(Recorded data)
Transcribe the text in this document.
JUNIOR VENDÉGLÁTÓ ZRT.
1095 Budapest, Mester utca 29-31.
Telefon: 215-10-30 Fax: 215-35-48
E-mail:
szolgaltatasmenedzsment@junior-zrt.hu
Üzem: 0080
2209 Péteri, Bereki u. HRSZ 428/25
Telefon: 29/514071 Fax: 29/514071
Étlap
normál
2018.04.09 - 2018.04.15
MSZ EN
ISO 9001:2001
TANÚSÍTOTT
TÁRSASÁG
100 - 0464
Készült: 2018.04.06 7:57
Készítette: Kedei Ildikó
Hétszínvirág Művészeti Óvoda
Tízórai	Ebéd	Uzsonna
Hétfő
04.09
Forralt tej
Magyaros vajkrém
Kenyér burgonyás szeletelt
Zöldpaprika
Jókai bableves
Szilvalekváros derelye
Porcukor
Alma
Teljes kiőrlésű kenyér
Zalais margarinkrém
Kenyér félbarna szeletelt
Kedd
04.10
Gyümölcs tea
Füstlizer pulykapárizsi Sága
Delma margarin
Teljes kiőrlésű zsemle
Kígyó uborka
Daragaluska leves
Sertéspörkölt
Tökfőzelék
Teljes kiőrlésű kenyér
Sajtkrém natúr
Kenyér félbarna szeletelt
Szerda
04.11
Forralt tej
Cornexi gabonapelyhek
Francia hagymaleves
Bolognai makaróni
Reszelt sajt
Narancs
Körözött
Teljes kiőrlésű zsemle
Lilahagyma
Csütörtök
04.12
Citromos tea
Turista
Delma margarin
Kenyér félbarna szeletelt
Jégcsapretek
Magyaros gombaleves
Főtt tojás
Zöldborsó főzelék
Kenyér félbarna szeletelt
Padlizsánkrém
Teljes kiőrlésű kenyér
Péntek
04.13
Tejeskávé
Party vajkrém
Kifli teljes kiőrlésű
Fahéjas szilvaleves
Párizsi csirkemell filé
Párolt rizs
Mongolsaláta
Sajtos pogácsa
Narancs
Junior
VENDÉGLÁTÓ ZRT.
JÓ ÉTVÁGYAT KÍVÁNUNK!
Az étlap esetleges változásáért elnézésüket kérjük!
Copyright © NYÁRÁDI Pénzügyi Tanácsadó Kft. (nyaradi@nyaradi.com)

Exercise directions: All of the entries above need to be reproduced exactly.

Answer to the problem:
Transcribe the text in this document.
JUNIOR VENDÉGLÁTÓ ZRT.
1095 Budapest, Mester utca 29-31.
Telefon: 215-10-30 Fax: 215-35-48
E-mail:
szolgaltatasmenedzsment@junior-zrt.hu
Üzem: 0080
2209 Péteri, Bereki u. HRSZ 428/25
Telefon: 29/514071 Fax: 29/514071
Étlap
normál
2018.04.09 - 2018.04.15
MSZ EN
ISO 9001:2001
TANÚSÍTOTT
TÁRSASÁG
100 - 0464
Készült: 2018.04.06 7:57
Készítette: Kedei Ildikó
Hétszínvirág Művészeti Óvoda
Tízórai	Ebéd	Uzsonna
Hétfő
04.09
Forralt tej
Magyaros vajkrém
Kenyér burgonyás szeletelt
Zöldpaprika
Jókai bableves
Szilvalekváros derelye
Porcukor
Alma
Teljes kiőrlésű kenyér
Zalais margarinkrém
Kenyér félbarna szeletelt
Kedd
04.10
Gyümölcs tea
Füstlizer pulykapárizsi Sága
Delma margarin
Teljes kiőrlésű zsemle
Kígyó uborka
Daragaluska leves
Sertéspörkölt
Tökfőzelék
Teljes kiőrlésű kenyér
Sajtkrém natúr
Kenyér félbarna szeletelt
Szerda
04.11
Forralt tej
Cornexi gabonapelyhek
Francia hagymaleves
Bolognai makaróni
Reszelt sajt
Narancs
Körözött
Teljes kiőrlésű zsemle
Lilahagyma
Csütörtök
04.12
Citromos tea
Turista
Delma margarin
Kenyér félbarna szeletelt
Jégcsapretek
Magyaros gombaleves
Főtt tojás
Zöldborsó főzelék
Kenyér félbarna szeletelt
Padlizsánkrém
Teljes kiőrlésű kenyér
Péntek
04.13
Tejeskávé
Party vajkrém
Kifli teljes kiőrlésű
Fahéjas szilvaleves
Párizsi csirkemell filé
Párolt rizs
Mongolsaláta
Sajtos pogácsa
Narancs
Junior
VENDÉGLÁTÓ ZRT.
JÓ ÉTVÁGYAT KÍVÁNUNK!
Az étlap esetleges változásáért elnézésüket kérjük!
Copyright © NYÁRÁDI Pénzügyi Tanácsadó Kft. (nyaradi@nyaradi.com)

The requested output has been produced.